▸ **Prompt**
Show every line where "officinis" occurs.

▸ **Given records**
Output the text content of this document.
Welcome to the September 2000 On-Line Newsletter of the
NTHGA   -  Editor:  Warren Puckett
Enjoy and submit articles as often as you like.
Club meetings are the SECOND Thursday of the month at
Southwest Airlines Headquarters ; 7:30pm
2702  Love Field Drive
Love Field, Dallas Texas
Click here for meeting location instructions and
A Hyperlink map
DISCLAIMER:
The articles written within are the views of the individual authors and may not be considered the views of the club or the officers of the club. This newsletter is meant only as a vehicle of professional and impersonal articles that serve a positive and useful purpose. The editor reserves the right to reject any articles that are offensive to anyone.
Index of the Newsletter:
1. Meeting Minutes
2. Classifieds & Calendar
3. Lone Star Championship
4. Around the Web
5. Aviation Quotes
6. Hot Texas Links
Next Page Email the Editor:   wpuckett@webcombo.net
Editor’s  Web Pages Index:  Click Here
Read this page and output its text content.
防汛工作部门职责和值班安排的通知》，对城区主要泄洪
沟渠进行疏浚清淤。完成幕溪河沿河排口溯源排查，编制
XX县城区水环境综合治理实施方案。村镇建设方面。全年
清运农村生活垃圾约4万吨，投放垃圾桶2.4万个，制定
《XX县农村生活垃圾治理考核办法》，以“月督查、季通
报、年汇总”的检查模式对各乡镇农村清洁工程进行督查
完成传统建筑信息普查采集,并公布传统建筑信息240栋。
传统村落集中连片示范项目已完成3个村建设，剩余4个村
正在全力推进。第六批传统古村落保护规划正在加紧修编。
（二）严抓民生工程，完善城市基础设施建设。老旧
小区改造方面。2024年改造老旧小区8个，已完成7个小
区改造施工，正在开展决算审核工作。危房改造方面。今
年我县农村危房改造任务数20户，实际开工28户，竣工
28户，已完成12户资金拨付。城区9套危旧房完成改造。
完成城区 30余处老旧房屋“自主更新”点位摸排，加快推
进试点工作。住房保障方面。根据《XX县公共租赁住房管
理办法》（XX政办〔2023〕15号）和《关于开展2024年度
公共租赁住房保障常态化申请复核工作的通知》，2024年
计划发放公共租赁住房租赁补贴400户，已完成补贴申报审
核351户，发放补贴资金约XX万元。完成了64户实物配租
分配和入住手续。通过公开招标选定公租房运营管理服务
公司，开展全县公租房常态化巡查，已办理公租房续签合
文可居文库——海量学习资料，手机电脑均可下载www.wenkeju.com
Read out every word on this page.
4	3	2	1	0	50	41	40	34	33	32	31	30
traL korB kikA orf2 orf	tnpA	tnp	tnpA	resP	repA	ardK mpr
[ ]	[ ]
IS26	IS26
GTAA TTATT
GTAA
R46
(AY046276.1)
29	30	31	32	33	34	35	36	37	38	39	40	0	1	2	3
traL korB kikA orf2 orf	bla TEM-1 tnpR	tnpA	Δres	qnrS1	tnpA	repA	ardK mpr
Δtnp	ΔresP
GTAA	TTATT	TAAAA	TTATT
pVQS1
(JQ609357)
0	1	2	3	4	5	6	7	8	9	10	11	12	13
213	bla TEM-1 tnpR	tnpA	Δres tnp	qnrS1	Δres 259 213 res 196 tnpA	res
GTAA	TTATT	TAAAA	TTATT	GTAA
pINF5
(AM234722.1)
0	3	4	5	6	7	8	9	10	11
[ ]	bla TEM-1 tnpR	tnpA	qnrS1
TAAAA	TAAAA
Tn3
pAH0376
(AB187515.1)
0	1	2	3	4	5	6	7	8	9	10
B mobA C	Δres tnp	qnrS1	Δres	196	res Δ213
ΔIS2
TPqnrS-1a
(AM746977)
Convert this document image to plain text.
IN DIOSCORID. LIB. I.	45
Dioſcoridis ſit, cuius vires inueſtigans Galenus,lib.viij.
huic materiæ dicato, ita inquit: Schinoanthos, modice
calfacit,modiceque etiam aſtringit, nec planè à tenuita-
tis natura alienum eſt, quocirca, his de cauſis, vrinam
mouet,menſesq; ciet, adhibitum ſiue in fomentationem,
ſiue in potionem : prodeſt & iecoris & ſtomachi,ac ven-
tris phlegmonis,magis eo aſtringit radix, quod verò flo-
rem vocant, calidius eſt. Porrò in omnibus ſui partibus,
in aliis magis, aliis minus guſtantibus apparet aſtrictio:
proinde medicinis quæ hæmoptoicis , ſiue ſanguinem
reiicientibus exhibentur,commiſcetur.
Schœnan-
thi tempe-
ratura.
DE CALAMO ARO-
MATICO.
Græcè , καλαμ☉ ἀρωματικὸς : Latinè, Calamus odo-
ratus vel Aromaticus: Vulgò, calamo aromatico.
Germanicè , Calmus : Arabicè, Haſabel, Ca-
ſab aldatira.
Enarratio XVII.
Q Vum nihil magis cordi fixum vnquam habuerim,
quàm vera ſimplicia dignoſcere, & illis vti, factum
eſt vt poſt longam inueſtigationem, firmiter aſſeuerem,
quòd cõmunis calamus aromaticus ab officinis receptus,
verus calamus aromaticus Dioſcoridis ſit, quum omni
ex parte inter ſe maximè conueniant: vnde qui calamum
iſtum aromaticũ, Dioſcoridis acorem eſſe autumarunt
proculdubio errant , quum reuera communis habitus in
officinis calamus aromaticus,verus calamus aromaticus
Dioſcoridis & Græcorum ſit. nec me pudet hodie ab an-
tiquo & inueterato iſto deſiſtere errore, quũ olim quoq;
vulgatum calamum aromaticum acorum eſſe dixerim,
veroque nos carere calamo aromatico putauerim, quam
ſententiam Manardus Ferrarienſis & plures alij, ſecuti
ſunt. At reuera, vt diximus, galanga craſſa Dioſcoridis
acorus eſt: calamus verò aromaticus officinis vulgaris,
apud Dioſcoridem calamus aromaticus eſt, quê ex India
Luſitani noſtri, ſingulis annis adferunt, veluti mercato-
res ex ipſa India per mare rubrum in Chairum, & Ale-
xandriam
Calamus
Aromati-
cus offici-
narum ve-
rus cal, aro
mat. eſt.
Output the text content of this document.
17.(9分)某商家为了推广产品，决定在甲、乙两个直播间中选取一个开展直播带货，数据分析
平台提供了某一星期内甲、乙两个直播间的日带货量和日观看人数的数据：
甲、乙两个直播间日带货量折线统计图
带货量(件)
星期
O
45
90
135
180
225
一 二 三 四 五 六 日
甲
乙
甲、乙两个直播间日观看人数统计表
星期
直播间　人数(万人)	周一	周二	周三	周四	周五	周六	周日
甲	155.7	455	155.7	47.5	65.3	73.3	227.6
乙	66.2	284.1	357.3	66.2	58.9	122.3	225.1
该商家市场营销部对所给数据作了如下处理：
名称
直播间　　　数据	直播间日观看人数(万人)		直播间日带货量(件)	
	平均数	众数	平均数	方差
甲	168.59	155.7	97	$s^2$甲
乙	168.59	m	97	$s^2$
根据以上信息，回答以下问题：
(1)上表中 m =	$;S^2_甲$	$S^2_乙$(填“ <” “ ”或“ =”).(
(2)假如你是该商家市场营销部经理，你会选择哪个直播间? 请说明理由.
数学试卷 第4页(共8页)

▸ **Task output**
quòd cõmunis calamus aromaticus ab officinis receptus,
officinis calamus aromaticus,verus calamus aromaticus
acorus eſt: calamus verò aromaticus officinis vulgaris,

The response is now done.